Copy every line that mentions the word "Horizontal".

_GIVEN INFORMATION_

(begin)

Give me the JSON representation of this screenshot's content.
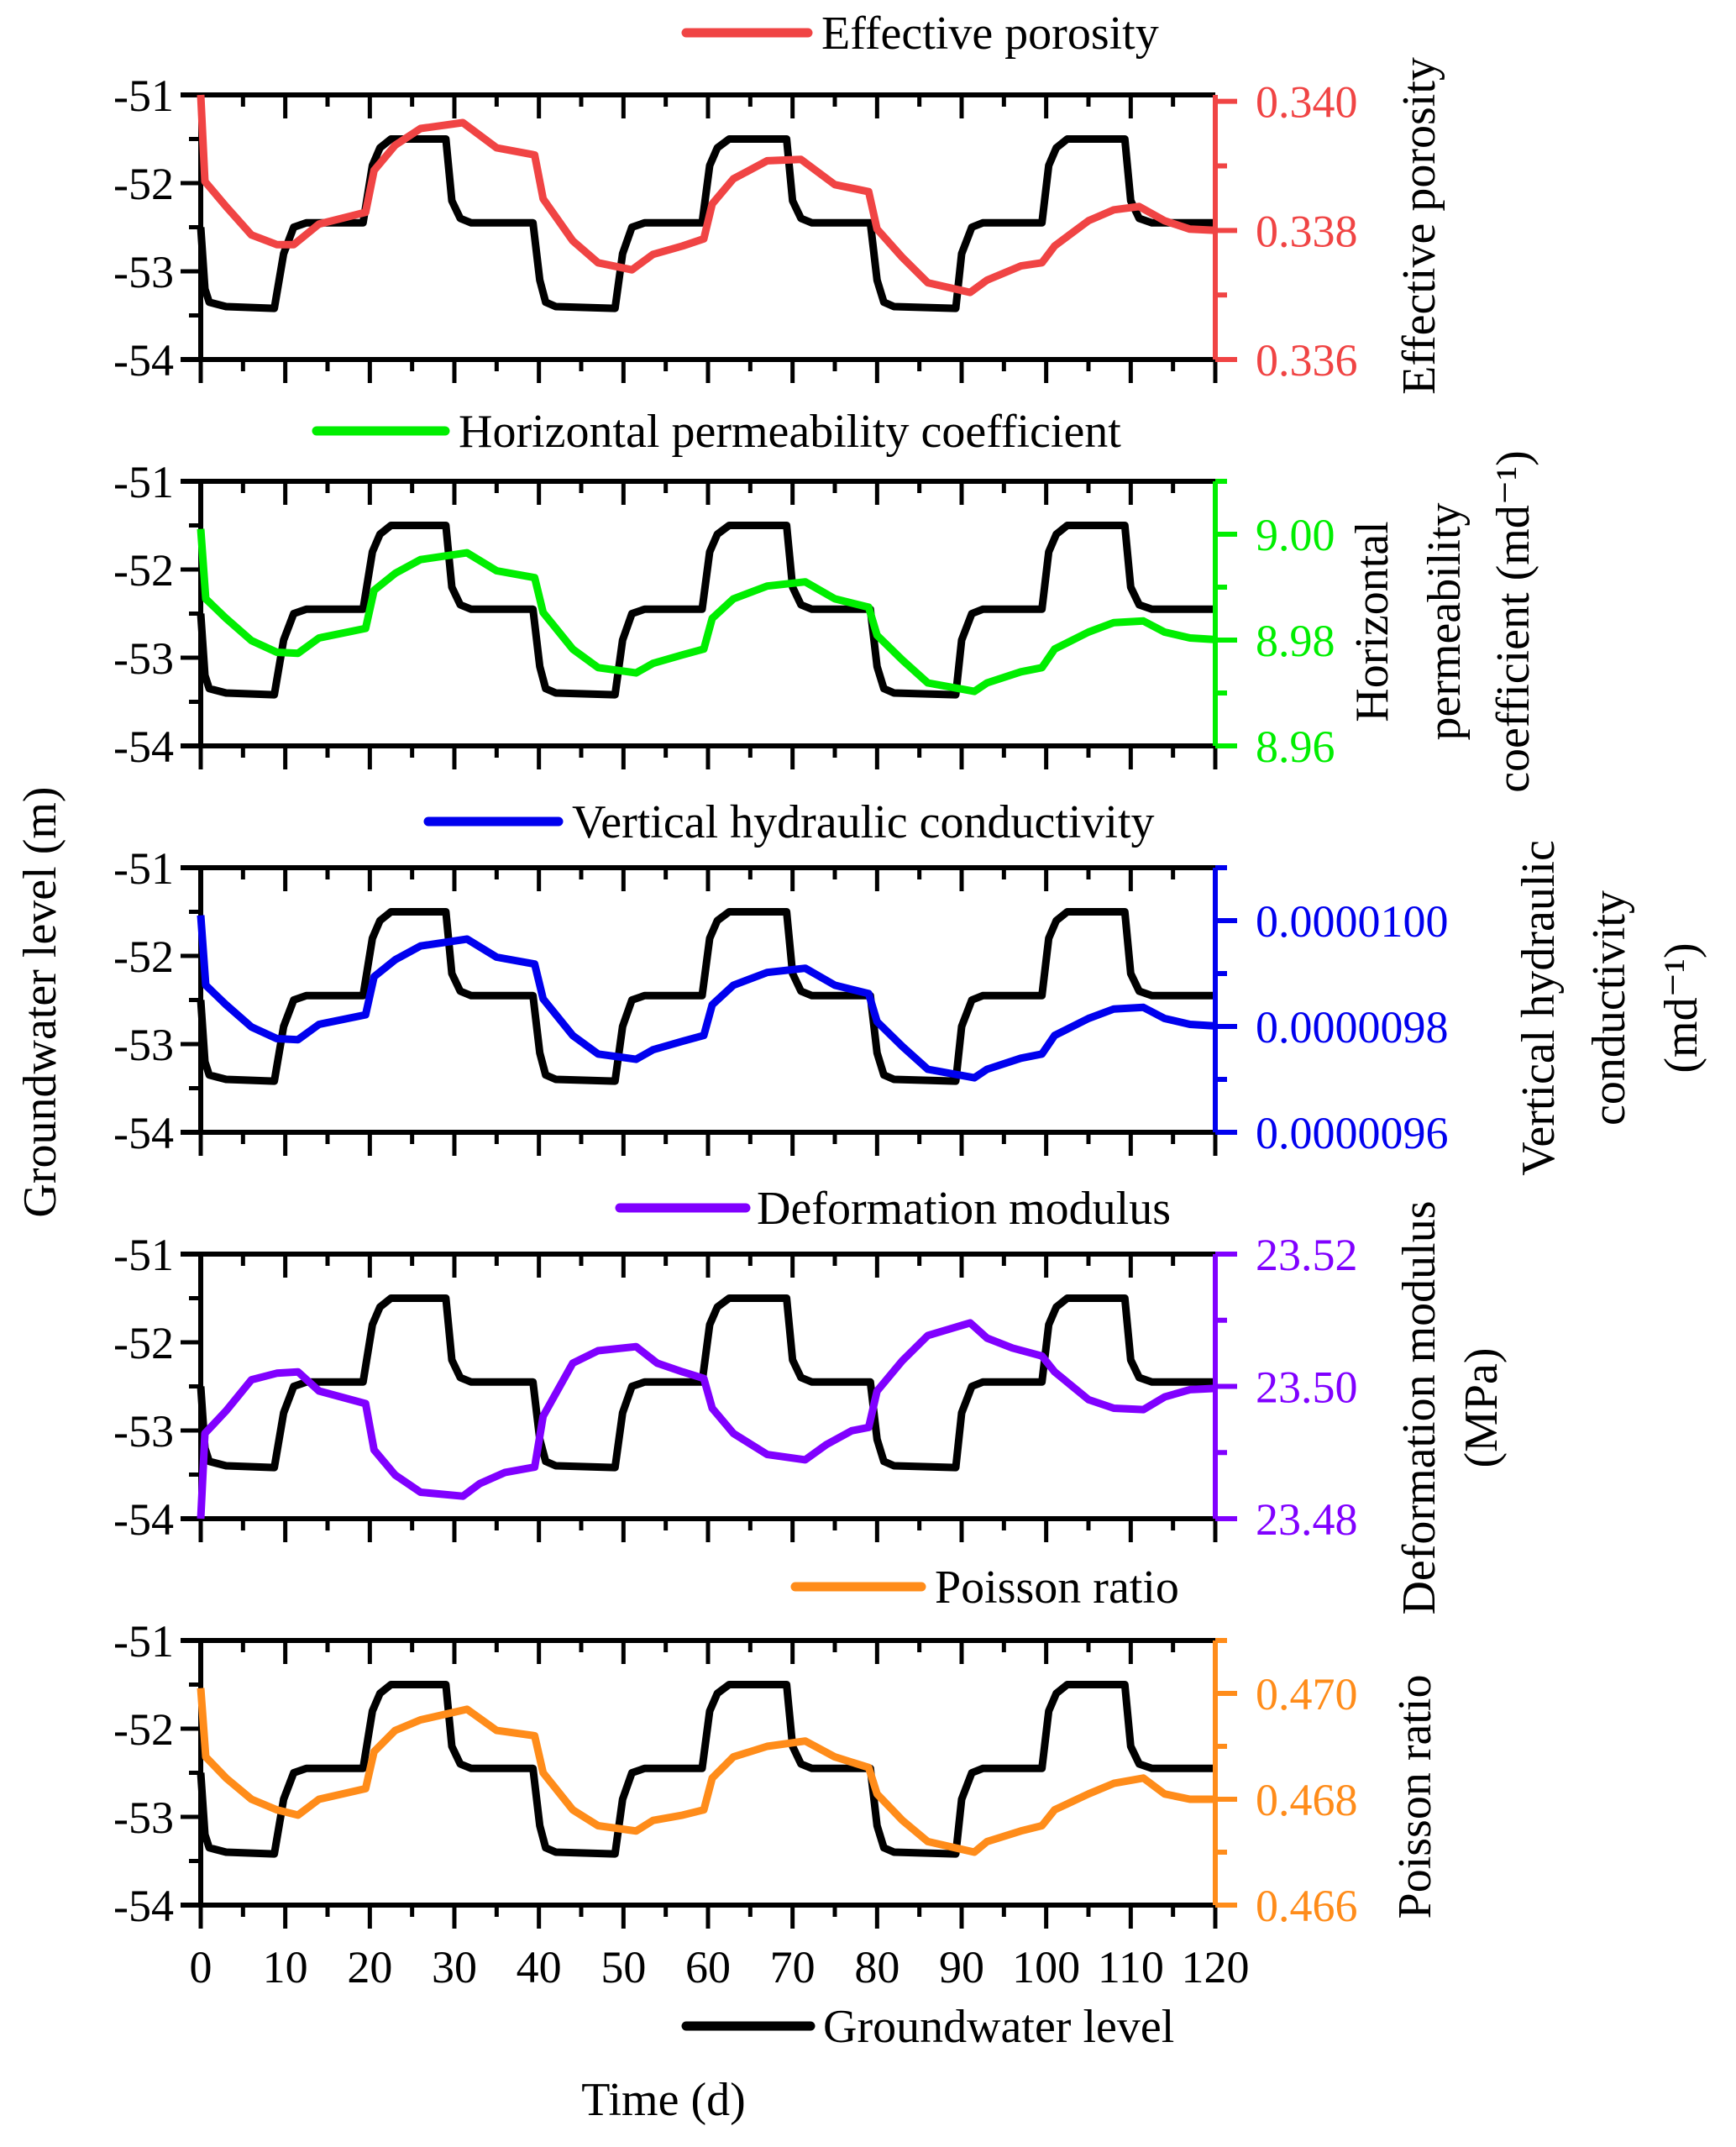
{
  "chart_data": {
    "type": "line",
    "layout": "five vertically stacked panels sharing x-axis, each with dual y-axes",
    "xlabel": "Time (d)",
    "xlim": [
      0,
      120
    ],
    "x_ticks": [
      0,
      10,
      20,
      30,
      40,
      50,
      60,
      70,
      80,
      90,
      100,
      110,
      120
    ],
    "x_tick_labels": [
      "0",
      "10",
      "20",
      "30",
      "40",
      "50",
      "60",
      "70",
      "80",
      "90",
      "100",
      "110",
      "120"
    ],
    "left_axis": {
      "label": "Groundwater level (m)",
      "ylim": [
        -54,
        -51
      ],
      "ticks": [
        -51,
        -52,
        -53,
        -54
      ],
      "tick_labels": [
        "-51",
        "-52",
        "-53",
        "-54"
      ]
    },
    "groundwater_legend": "Groundwater level",
    "groundwater_color": "#000000",
    "groundwater_level": {
      "name": "Groundwater level",
      "x": [
        0,
        0.5,
        1,
        3,
        8.7,
        9.8,
        11,
        12.5,
        19.2,
        20.3,
        21.2,
        22.5,
        29,
        29.7,
        30.7,
        32,
        39.3,
        40.1,
        40.8,
        42,
        49,
        49.9,
        51,
        52.5,
        59.3,
        60.2,
        61.1,
        62.5,
        69.3,
        70,
        71,
        72.3,
        79.2,
        80,
        80.8,
        82,
        89.3,
        90,
        91.2,
        92.5,
        99.5,
        100.3,
        101.2,
        102.5,
        109.3,
        110,
        111,
        112.5,
        120
      ],
      "y": [
        -52.5,
        -53.2,
        -53.35,
        -53.4,
        -53.42,
        -52.8,
        -52.5,
        -52.45,
        -52.45,
        -51.8,
        -51.6,
        -51.5,
        -51.5,
        -52.2,
        -52.4,
        -52.45,
        -52.45,
        -53.1,
        -53.35,
        -53.4,
        -53.42,
        -52.8,
        -52.5,
        -52.45,
        -52.45,
        -51.8,
        -51.6,
        -51.5,
        -51.5,
        -52.2,
        -52.4,
        -52.45,
        -52.45,
        -53.1,
        -53.35,
        -53.4,
        -53.42,
        -52.8,
        -52.5,
        -52.45,
        -52.45,
        -51.8,
        -51.6,
        -51.5,
        -51.5,
        -52.2,
        -52.4,
        -52.45,
        -52.45
      ]
    },
    "panels": [
      {
        "name": "Effective porosity",
        "legend": "Effective porosity",
        "color": "#f04444",
        "right_label_lines": [
          "Effective porosity"
        ],
        "ylim": [
          0.336,
          0.3401
        ],
        "ticks": [
          0.336,
          0.338,
          0.34
        ],
        "tick_labels": [
          "0.336",
          "0.338",
          "0.340"
        ],
        "minor_ticks": [
          0.337,
          0.339
        ],
        "x": [
          0,
          0.5,
          3,
          6,
          9,
          11,
          14,
          19.5,
          20.5,
          23,
          26,
          31,
          35,
          39.5,
          40.5,
          44,
          47,
          51,
          53.5,
          57,
          59.5,
          60.5,
          63,
          67,
          71,
          75,
          79,
          80,
          83,
          86,
          91,
          93,
          97,
          99.5,
          101,
          105,
          108,
          111,
          114,
          117,
          120
        ],
        "y": [
          0.3401,
          0.33876,
          0.33837,
          0.33793,
          0.33778,
          0.33778,
          0.3381,
          0.33828,
          0.33893,
          0.33932,
          0.33958,
          0.33967,
          0.33928,
          0.33917,
          0.33849,
          0.33784,
          0.3375,
          0.33739,
          0.33763,
          0.33776,
          0.33787,
          0.33841,
          0.3388,
          0.33908,
          0.3391,
          0.33871,
          0.3386,
          0.33802,
          0.33758,
          0.33719,
          0.33704,
          0.33723,
          0.33745,
          0.3375,
          0.33776,
          0.33815,
          0.33832,
          0.33837,
          0.33815,
          0.33802,
          0.338
        ]
      },
      {
        "name": "Horizontal permeability coefficient",
        "legend": "Horizontal permeability coefficient",
        "color": "#00ee00",
        "right_label_lines": [
          "Horizontal",
          "permeability",
          "coefficient (md⁻¹)"
        ],
        "ylim": [
          8.96,
          9.01
        ],
        "ticks": [
          8.96,
          8.98,
          9.0
        ],
        "tick_labels": [
          "8.96",
          "8.98",
          "9.00"
        ],
        "minor_ticks": [
          8.97,
          8.99,
          9.01
        ],
        "x": [
          0,
          0.6,
          3,
          6,
          9,
          11.5,
          14,
          19.5,
          20.5,
          23,
          26,
          31.5,
          35,
          39.5,
          40.5,
          44,
          47,
          51.5,
          53.5,
          57,
          59.5,
          60.5,
          63,
          67,
          71.5,
          75,
          79,
          80,
          83,
          86,
          91.5,
          93,
          97,
          99.5,
          101,
          105,
          108,
          111.5,
          114,
          117,
          120
        ],
        "y": [
          9.001,
          8.9878,
          8.9841,
          8.9799,
          8.9777,
          8.9775,
          8.9804,
          8.9822,
          8.9894,
          8.9926,
          8.9952,
          8.9965,
          8.9931,
          8.9918,
          8.9852,
          8.9783,
          8.9748,
          8.9738,
          8.9756,
          8.9772,
          8.9783,
          8.9841,
          8.9878,
          8.9902,
          8.991,
          8.9878,
          8.9862,
          8.9809,
          8.9762,
          8.9719,
          8.9703,
          8.9719,
          8.974,
          8.9748,
          8.9783,
          8.9815,
          8.9833,
          8.9836,
          8.9815,
          8.9804,
          8.9801
        ]
      },
      {
        "name": "Vertical hydraulic conductivity",
        "legend": "Vertical hydraulic conductivity",
        "color": "#0000ee",
        "right_label_lines": [
          "Vertical hydraulic",
          "conductivity",
          "(md⁻¹)"
        ],
        "ylim": [
          9.6e-06,
          1.01e-05
        ],
        "ticks": [
          9.6e-06,
          9.8e-06,
          1e-05
        ],
        "tick_labels": [
          "0.0000096",
          "0.0000098",
          "0.0000100"
        ],
        "minor_ticks": [
          9.7e-06,
          9.9e-06,
          1.01e-05
        ],
        "x": [
          0,
          0.6,
          3,
          6,
          9,
          11.5,
          14,
          19.5,
          20.5,
          23,
          26,
          31.5,
          35,
          39.5,
          40.5,
          44,
          47,
          51.5,
          53.5,
          57,
          59.5,
          60.5,
          63,
          67,
          71.5,
          75,
          79,
          80,
          83,
          86,
          91.5,
          93,
          97,
          99.5,
          101,
          105,
          108,
          111.5,
          114,
          117,
          120
        ],
        "y": [
          1.001e-05,
          9.878e-06,
          9.841e-06,
          9.799e-06,
          9.777e-06,
          9.775e-06,
          9.804e-06,
          9.822e-06,
          9.894e-06,
          9.926e-06,
          9.952e-06,
          9.965e-06,
          9.931e-06,
          9.918e-06,
          9.852e-06,
          9.783e-06,
          9.748e-06,
          9.738e-06,
          9.756e-06,
          9.772e-06,
          9.783e-06,
          9.841e-06,
          9.878e-06,
          9.902e-06,
          9.91e-06,
          9.878e-06,
          9.862e-06,
          9.809e-06,
          9.762e-06,
          9.719e-06,
          9.703e-06,
          9.719e-06,
          9.74e-06,
          9.748e-06,
          9.783e-06,
          9.815e-06,
          9.833e-06,
          9.836e-06,
          9.815e-06,
          9.804e-06,
          9.801e-06
        ]
      },
      {
        "name": "Deformation modulus",
        "legend": "Deformation modulus",
        "color": "#8000ff",
        "right_label_lines": [
          "Deformation modulus",
          "(MPa)"
        ],
        "ylim": [
          23.48,
          23.52
        ],
        "ticks": [
          23.48,
          23.5,
          23.52
        ],
        "tick_labels": [
          "23.48",
          "23.50",
          "23.52"
        ],
        "minor_ticks": [
          23.49,
          23.51
        ],
        "x": [
          0,
          0.5,
          3,
          6,
          9,
          11.5,
          14,
          19.5,
          20.5,
          23,
          26,
          31,
          33,
          36,
          39.5,
          40.5,
          44,
          47,
          51.5,
          54,
          57,
          59.5,
          60.5,
          63,
          67,
          71.5,
          74,
          77,
          79,
          80,
          83,
          86,
          91,
          93,
          96,
          99.5,
          101,
          105,
          108,
          111.5,
          114,
          117,
          120
        ],
        "y": [
          23.48,
          23.4929,
          23.4963,
          23.501,
          23.502,
          23.5022,
          23.4993,
          23.4974,
          23.4904,
          23.4866,
          23.484,
          23.4834,
          23.4853,
          23.487,
          23.4878,
          23.4955,
          23.5035,
          23.5054,
          23.506,
          23.5035,
          23.5022,
          23.5012,
          23.4967,
          23.4929,
          23.4897,
          23.4889,
          23.4912,
          23.4933,
          23.4938,
          23.4993,
          23.5039,
          23.5077,
          23.5096,
          23.5073,
          23.5058,
          23.5046,
          23.5022,
          23.498,
          23.4967,
          23.4965,
          23.4984,
          23.4995,
          23.4997
        ]
      },
      {
        "name": "Poisson ratio",
        "legend": "Poisson ratio",
        "color": "#ff8c1a",
        "right_label_lines": [
          "Poisson ratio"
        ],
        "ylim": [
          0.466,
          0.471
        ],
        "ticks": [
          0.466,
          0.468,
          0.47
        ],
        "tick_labels": [
          "0.466",
          "0.468",
          "0.470"
        ],
        "minor_ticks": [
          0.467,
          0.469,
          0.471
        ],
        "x": [
          0,
          0.6,
          3,
          6,
          9,
          11.5,
          14,
          19.5,
          20.5,
          23,
          26,
          31.5,
          35,
          39.5,
          40.5,
          44,
          47,
          51.5,
          53.5,
          57,
          59.5,
          60.5,
          63,
          67,
          71.5,
          75,
          79,
          80,
          83,
          86,
          91.5,
          93,
          97,
          99.5,
          101,
          105,
          108,
          111.5,
          114,
          117,
          120
        ],
        "y": [
          0.4701,
          0.4688,
          0.4684,
          0.468,
          0.4678,
          0.4677,
          0.468,
          0.4682,
          0.4689,
          0.4693,
          0.4695,
          0.4697,
          0.4693,
          0.4692,
          0.4685,
          0.4678,
          0.4675,
          0.4674,
          0.4676,
          0.4677,
          0.4678,
          0.4684,
          0.4688,
          0.469,
          0.4691,
          0.4688,
          0.4686,
          0.4681,
          0.4676,
          0.4672,
          0.467,
          0.4672,
          0.4674,
          0.4675,
          0.4678,
          0.4681,
          0.4683,
          0.4684,
          0.4681,
          0.468,
          0.468
        ]
      }
    ]
  }
}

(end)

_RESPONSE FOR THIS EXERCISE_
        "name": "Horizontal permeability coefficient",
        "legend": "Horizontal permeability coefficient",
          "Horizontal",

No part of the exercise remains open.